Exercise aim: Select every line holding the word "text" and copy it.

## start Dataset entries

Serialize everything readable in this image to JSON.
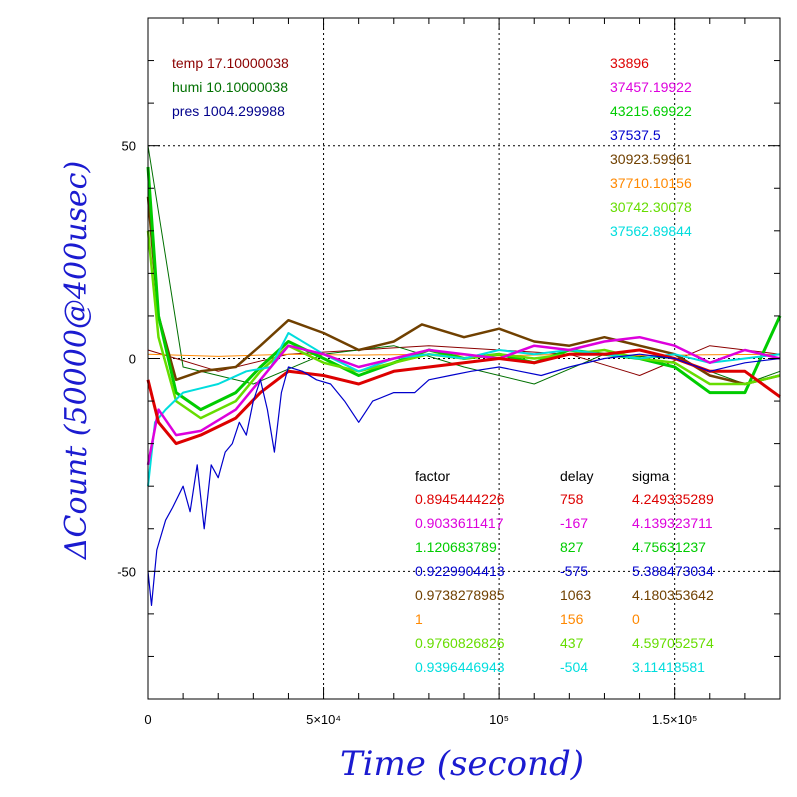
{
  "chart_data": {
    "type": "line",
    "xlabel": "Time (second)",
    "ylabel": "ΔCount (50000@400usec)",
    "xlim": [
      0,
      180000
    ],
    "ylim": [
      -80,
      80
    ],
    "grid": true,
    "x_ticks": [
      {
        "value": 0,
        "label": "0"
      },
      {
        "value": 50000,
        "label": "5×10⁴"
      },
      {
        "value": 100000,
        "label": "10⁵"
      },
      {
        "value": 150000,
        "label": "1.5×10⁵"
      }
    ],
    "y_ticks": [
      {
        "value": 50,
        "label": "50"
      },
      {
        "value": 0,
        "label": "0"
      },
      {
        "value": -50,
        "label": "-50"
      }
    ],
    "env_labels": [
      {
        "text": "temp 17.10000038",
        "color": "#8b0000"
      },
      {
        "text": "humi 10.10000038",
        "color": "#007000"
      },
      {
        "text": "pres 1004.299988",
        "color": "#00008b"
      }
    ],
    "reference_values": [
      {
        "text": "33896",
        "color": "#dd0000"
      },
      {
        "text": "37457.19922",
        "color": "#dd00dd"
      },
      {
        "text": "43215.69922",
        "color": "#00cc00"
      },
      {
        "text": "37537.5",
        "color": "#0000cc"
      },
      {
        "text": "30923.59961",
        "color": "#704000"
      },
      {
        "text": "37710.10156",
        "color": "#ff8800"
      },
      {
        "text": "30742.30078",
        "color": "#66dd00"
      },
      {
        "text": "37562.89844",
        "color": "#00dddd"
      }
    ],
    "table": {
      "headers": [
        "factor",
        "delay",
        "sigma"
      ],
      "rows": [
        {
          "factor": "0.8945444226",
          "delay": "758",
          "sigma": "4.249335289",
          "color": "#dd0000"
        },
        {
          "factor": "0.9033611417",
          "delay": "-167",
          "sigma": "4.139323711",
          "color": "#dd00dd"
        },
        {
          "factor": "1.120683789",
          "delay": "827",
          "sigma": "4.75631237",
          "color": "#00cc00"
        },
        {
          "factor": "0.9229904413",
          "delay": "-575",
          "sigma": "5.388473034",
          "color": "#0000cc"
        },
        {
          "factor": "0.9738278985",
          "delay": "1063",
          "sigma": "4.180353642",
          "color": "#704000"
        },
        {
          "factor": "1",
          "delay": "156",
          "sigma": "0",
          "color": "#ff8800"
        },
        {
          "factor": "0.9760826826",
          "delay": "437",
          "sigma": "4.597052574",
          "color": "#66dd00"
        },
        {
          "factor": "0.9396446943",
          "delay": "-504",
          "sigma": "3.11418581",
          "color": "#00dddd"
        }
      ]
    },
    "series": [
      {
        "color": "#8b0000",
        "width": 1,
        "x": [
          0,
          20000,
          40000,
          60000,
          80000,
          100000,
          120000,
          140000,
          160000,
          180000
        ],
        "y": [
          2,
          -3,
          1,
          2,
          3,
          2,
          1,
          -4,
          3,
          1
        ]
      },
      {
        "color": "#007000",
        "width": 1,
        "x": [
          0,
          10000,
          30000,
          50000,
          70000,
          90000,
          110000,
          130000,
          150000,
          170000,
          180000
        ],
        "y": [
          50,
          -2,
          -6,
          1,
          3,
          -2,
          -6,
          1,
          0,
          -6,
          -3
        ]
      },
      {
        "color": "#ff8800",
        "width": 1,
        "x": [
          0,
          20000,
          40000,
          60000,
          80000,
          100000,
          120000,
          140000,
          160000,
          180000
        ],
        "y": [
          1,
          0.5,
          1,
          0.8,
          1,
          0.6,
          1,
          0.7,
          0.9,
          1
        ]
      },
      {
        "color": "#704000",
        "width": 2.5,
        "x": [
          0,
          3000,
          8000,
          15000,
          25000,
          32000,
          40000,
          50000,
          60000,
          70000,
          78000,
          90000,
          100000,
          110000,
          120000,
          130000,
          140000,
          150000,
          160000,
          170000,
          180000
        ],
        "y": [
          38,
          10,
          -5,
          -3,
          -2,
          3,
          9,
          6,
          2,
          4,
          8,
          5,
          7,
          4,
          3,
          5,
          3,
          1,
          -4,
          -6,
          -4
        ]
      },
      {
        "color": "#00cc00",
        "width": 3,
        "x": [
          0,
          3000,
          8000,
          15000,
          25000,
          32000,
          40000,
          50000,
          60000,
          70000,
          80000,
          90000,
          100000,
          110000,
          120000,
          130000,
          140000,
          150000,
          160000,
          170000,
          180000
        ],
        "y": [
          45,
          10,
          -8,
          -12,
          -8,
          -2,
          4,
          0,
          -4,
          -1,
          2,
          0,
          1,
          -1,
          2,
          1,
          0,
          -2,
          -8,
          -8,
          10
        ]
      },
      {
        "color": "#66dd00",
        "width": 2.5,
        "x": [
          0,
          3000,
          8000,
          15000,
          25000,
          32000,
          40000,
          50000,
          60000,
          70000,
          80000,
          90000,
          100000,
          110000,
          120000,
          130000,
          140000,
          150000,
          160000,
          170000,
          180000
        ],
        "y": [
          30,
          5,
          -10,
          -14,
          -10,
          -3,
          3,
          -1,
          -3,
          -1,
          1,
          0,
          1,
          0,
          1,
          2,
          0,
          -1,
          -6,
          -6,
          -4
        ]
      },
      {
        "color": "#00dddd",
        "width": 2,
        "x": [
          0,
          2000,
          5000,
          10000,
          15000,
          20000,
          28000,
          35000,
          40000,
          50000,
          60000,
          70000,
          80000,
          90000,
          100000,
          110000,
          120000,
          130000,
          140000,
          150000,
          160000,
          170000,
          180000
        ],
        "y": [
          -30,
          -15,
          -12,
          -8,
          -7,
          -6,
          -3,
          -2,
          6,
          1,
          -3,
          0,
          1,
          0,
          2,
          1,
          2,
          1,
          0,
          1,
          -1,
          0,
          1
        ]
      },
      {
        "color": "#dd00dd",
        "width": 2.5,
        "x": [
          0,
          3000,
          8000,
          15000,
          25000,
          32000,
          40000,
          50000,
          60000,
          70000,
          80000,
          90000,
          100000,
          110000,
          120000,
          130000,
          140000,
          150000,
          160000,
          170000,
          180000
        ],
        "y": [
          -25,
          -12,
          -18,
          -17,
          -12,
          -5,
          3,
          1,
          -2,
          0,
          2,
          1,
          0,
          3,
          2,
          4,
          5,
          3,
          -1,
          2,
          0
        ]
      },
      {
        "color": "#dd0000",
        "width": 3,
        "x": [
          0,
          3000,
          8000,
          15000,
          25000,
          32000,
          40000,
          50000,
          60000,
          70000,
          80000,
          90000,
          100000,
          110000,
          120000,
          130000,
          140000,
          150000,
          160000,
          170000,
          180000
        ],
        "y": [
          -5,
          -15,
          -20,
          -18,
          -14,
          -8,
          -3,
          -4,
          -6,
          -3,
          -2,
          -1,
          0,
          -1,
          1,
          1,
          2,
          0,
          -3,
          -3,
          -9
        ]
      },
      {
        "color": "#0000cc",
        "width": 1.2,
        "x": [
          0,
          1000,
          2500,
          5000,
          7000,
          10000,
          12000,
          14000,
          16000,
          18000,
          20000,
          22000,
          24000,
          26000,
          28000,
          30000,
          32000,
          34000,
          36000,
          38000,
          40000,
          44000,
          48000,
          52000,
          56000,
          60000,
          64000,
          70000,
          76000,
          80000,
          86000,
          92000,
          100000,
          106000,
          112000,
          120000,
          130000,
          140000,
          150000,
          160000,
          170000,
          180000
        ],
        "y": [
          -50,
          -58,
          -45,
          -38,
          -35,
          -30,
          -36,
          -25,
          -40,
          -25,
          -28,
          -22,
          -20,
          -15,
          -18,
          -10,
          -5,
          -12,
          -22,
          -8,
          -2,
          -3,
          -5,
          -6,
          -10,
          -15,
          -10,
          -8,
          -8,
          -5,
          -4,
          -3,
          -2,
          -3,
          -4,
          -2,
          0,
          1,
          0,
          -3,
          -1,
          0
        ]
      }
    ]
  }
}
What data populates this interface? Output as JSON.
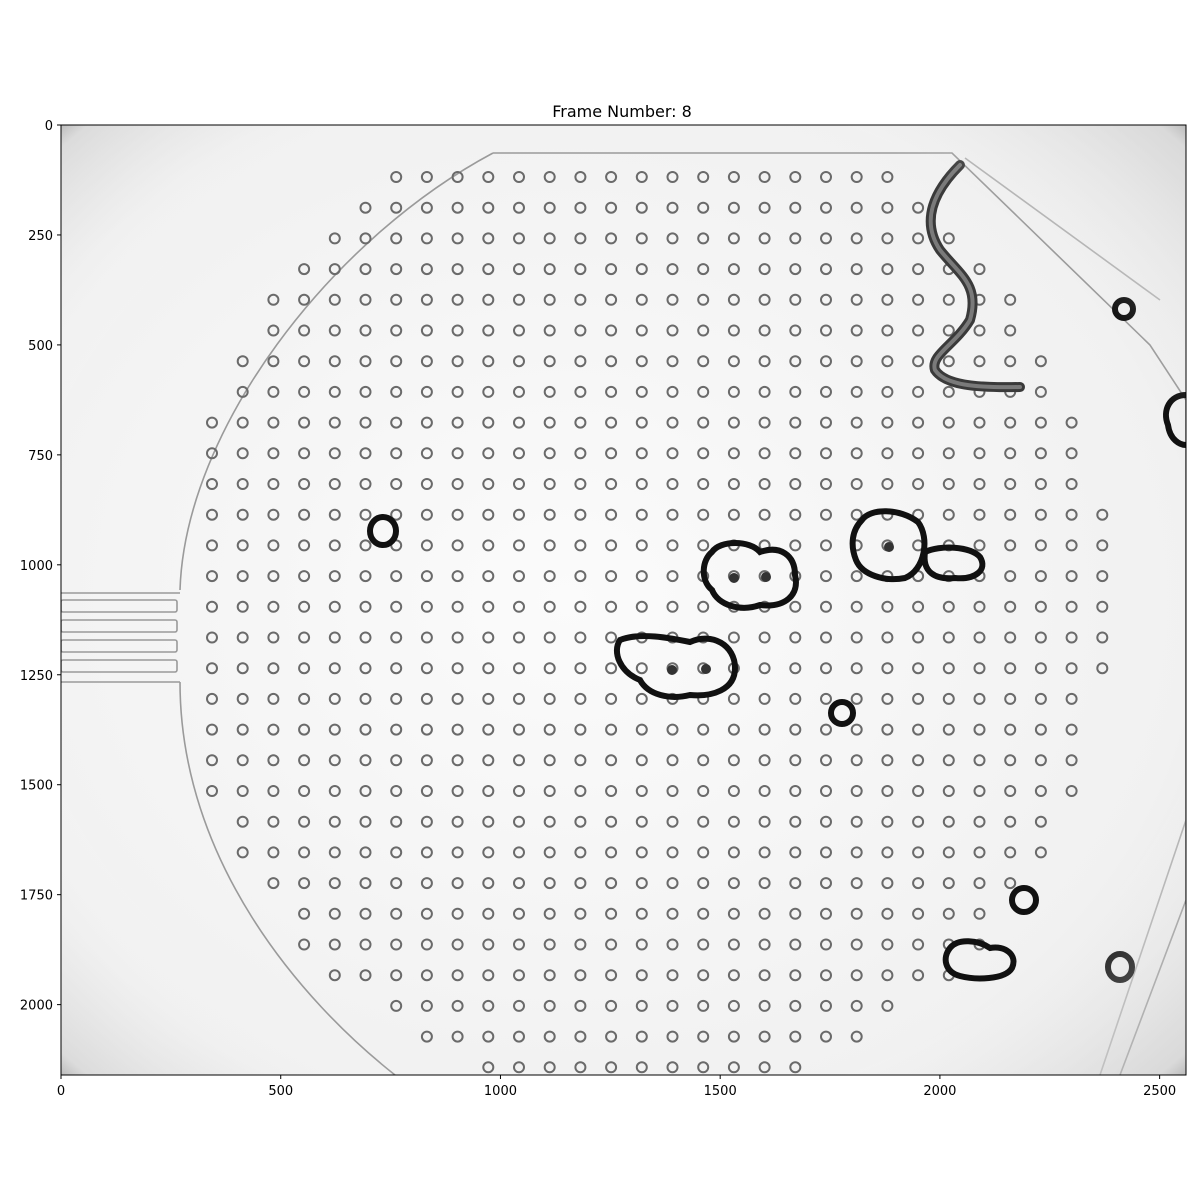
{
  "figure": {
    "title": "Frame Number: 8"
  },
  "axes": {
    "x_ticks": [
      "0",
      "500",
      "1000",
      "1500",
      "2000",
      "2500"
    ],
    "y_ticks": [
      "0",
      "250",
      "500",
      "750",
      "1000",
      "1250",
      "1500",
      "1750",
      "2000"
    ]
  },
  "image": {
    "content": "grayscale microscopy frame: microfluidic arena with pillar array, worm, air bubbles",
    "x_range": [
      0,
      2560
    ],
    "y_range": [
      0,
      2160
    ]
  }
}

## end Dataset entries

Written answer:
        "text": "temp 17.10000038",
        "text": "humi 10.10000038",
        "text": "pres 1004.299988",
        "text": "33896",
        "text": "37457.19922",
        "text": "43215.69922",
        "text": "37537.5",
        "text": "30923.59961",
        "text": "37710.10156",
        "text": "30742.30078",
        "text": "37562.89844",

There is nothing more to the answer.